Directive
Transcribe every line, keeping it exact.

>> BEGIN Data supplied

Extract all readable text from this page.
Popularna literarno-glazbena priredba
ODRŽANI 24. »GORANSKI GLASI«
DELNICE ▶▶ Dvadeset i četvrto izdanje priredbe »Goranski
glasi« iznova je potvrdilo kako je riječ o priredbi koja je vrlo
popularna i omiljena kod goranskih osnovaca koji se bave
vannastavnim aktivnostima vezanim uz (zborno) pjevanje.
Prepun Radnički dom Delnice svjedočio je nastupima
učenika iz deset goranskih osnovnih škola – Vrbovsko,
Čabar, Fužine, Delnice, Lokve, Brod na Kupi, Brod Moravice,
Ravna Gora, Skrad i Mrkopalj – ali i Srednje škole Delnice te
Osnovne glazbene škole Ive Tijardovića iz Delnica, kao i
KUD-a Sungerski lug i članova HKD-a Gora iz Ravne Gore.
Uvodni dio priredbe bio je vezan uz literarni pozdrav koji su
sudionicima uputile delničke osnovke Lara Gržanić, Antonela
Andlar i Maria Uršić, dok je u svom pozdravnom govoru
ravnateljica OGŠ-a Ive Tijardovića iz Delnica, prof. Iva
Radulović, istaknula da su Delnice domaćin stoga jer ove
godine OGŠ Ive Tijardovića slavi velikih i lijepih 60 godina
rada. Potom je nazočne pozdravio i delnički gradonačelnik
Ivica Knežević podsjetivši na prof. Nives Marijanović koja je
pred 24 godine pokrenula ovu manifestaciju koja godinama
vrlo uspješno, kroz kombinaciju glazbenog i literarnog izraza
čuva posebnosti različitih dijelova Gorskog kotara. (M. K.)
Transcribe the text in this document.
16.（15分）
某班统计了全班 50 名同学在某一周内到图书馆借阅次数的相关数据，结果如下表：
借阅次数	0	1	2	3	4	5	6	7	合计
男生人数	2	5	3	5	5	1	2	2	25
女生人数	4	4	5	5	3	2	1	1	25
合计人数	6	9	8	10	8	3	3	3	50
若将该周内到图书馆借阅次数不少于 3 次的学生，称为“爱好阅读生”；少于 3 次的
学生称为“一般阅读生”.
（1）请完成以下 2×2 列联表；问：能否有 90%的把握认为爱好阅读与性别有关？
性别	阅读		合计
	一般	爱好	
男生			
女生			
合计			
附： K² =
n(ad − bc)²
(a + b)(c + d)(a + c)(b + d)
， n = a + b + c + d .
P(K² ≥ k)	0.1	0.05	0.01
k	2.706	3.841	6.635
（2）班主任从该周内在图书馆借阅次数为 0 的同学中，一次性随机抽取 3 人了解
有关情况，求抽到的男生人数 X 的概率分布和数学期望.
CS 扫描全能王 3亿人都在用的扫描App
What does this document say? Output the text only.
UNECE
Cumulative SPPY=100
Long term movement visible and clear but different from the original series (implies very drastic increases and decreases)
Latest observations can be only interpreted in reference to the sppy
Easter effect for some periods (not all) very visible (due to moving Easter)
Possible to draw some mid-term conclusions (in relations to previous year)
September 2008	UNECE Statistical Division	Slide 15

>> END Data supplied

Expected answer
Extract all readable text from this page.
Popularna literarno-glazbena priredba
ODRŽANI 24. »GORANSKI GLASI«
DELNICE ▶▶ Dvadeset i četvrto izdanje priredbe »Goranski
glasi« iznova je potvrdilo kako je riječ o priredbi koja je vrlo
popularna i omiljena kod goranskih osnovaca koji se bave
vannastavnim aktivnostima vezanim uz (zborno) pjevanje.
Prepun Radnički dom Delnice svjedočio je nastupima
učenika iz deset goranskih osnovnih škola – Vrbovsko,
Čabar, Fužine, Delnice, Lokve, Brod na Kupi, Brod Moravice,
Ravna Gora, Skrad i Mrkopalj – ali i Srednje škole Delnice te
Osnovne glazbene škole Ive Tijardovića iz Delnica, kao i
KUD-a Sungerski lug i članova HKD-a Gora iz Ravne Gore.
Uvodni dio priredbe bio je vezan uz literarni pozdrav koji su
sudionicima uputile delničke osnovke Lara Gržanić, Antonela
Andlar i Maria Uršić, dok je u svom pozdravnom govoru
ravnateljica OGŠ-a Ive Tijardovića iz Delnica, prof. Iva
Radulović, istaknula da su Delnice domaćin stoga jer ove
godine OGŠ Ive Tijardovića slavi velikih i lijepih 60 godina
rada. Potom je nazočne pozdravio i delnički gradonačelnik
Ivica Knežević podsjetivši na prof. Nives Marijanović koja je
pred 24 godine pokrenula ovu manifestaciju koja godinama
vrlo uspješno, kroz kombinaciju glazbenog i literarnog izraza
čuva posebnosti različitih dijelova Gorskog kotara. (M. K.)
Transcribe the text in this document.
16.（15分）
某班统计了全班 50 名同学在某一周内到图书馆借阅次数的相关数据，结果如下表：
借阅次数	0	1	2	3	4	5	6	7	合计
男生人数	2	5	3	5	5	1	2	2	25
女生人数	4	4	5	5	3	2	1	1	25
合计人数	6	9	8	10	8	3	3	3	50
若将该周内到图书馆借阅次数不少于 3 次的学生，称为“爱好阅读生”；少于 3 次的
学生称为“一般阅读生”.
（1）请完成以下 2×2 列联表；问：能否有 90%的把握认为爱好阅读与性别有关？
性别	阅读		合计
	一般	爱好	
男生			
女生			
合计			
附： K² =
n(ad − bc)²
(a + b)(c + d)(a + c)(b + d)
， n = a + b + c + d .
P(K² ≥ k)	0.1	0.05	0.01
k	2.706	3.841	6.635
（2）班主任从该周内在图书馆借阅次数为 0 的同学中，一次性随机抽取 3 人了解
有关情况，求抽到的男生人数 X 的概率分布和数学期望.
CS 扫描全能王 3亿人都在用的扫描App
What does this document say? Output the text only.
UNECE
Cumulative SPPY=100
Long term movement visible and clear but different from the original series (implies very drastic increases and decreases)
Latest observations can be only interpreted in reference to the sppy
Easter effect for some periods (not all) very visible (due to moving Easter)
Possible to draw some mid-term conclusions (in relations to previous year)
September 2008	UNECE Statistical Division	Slide 15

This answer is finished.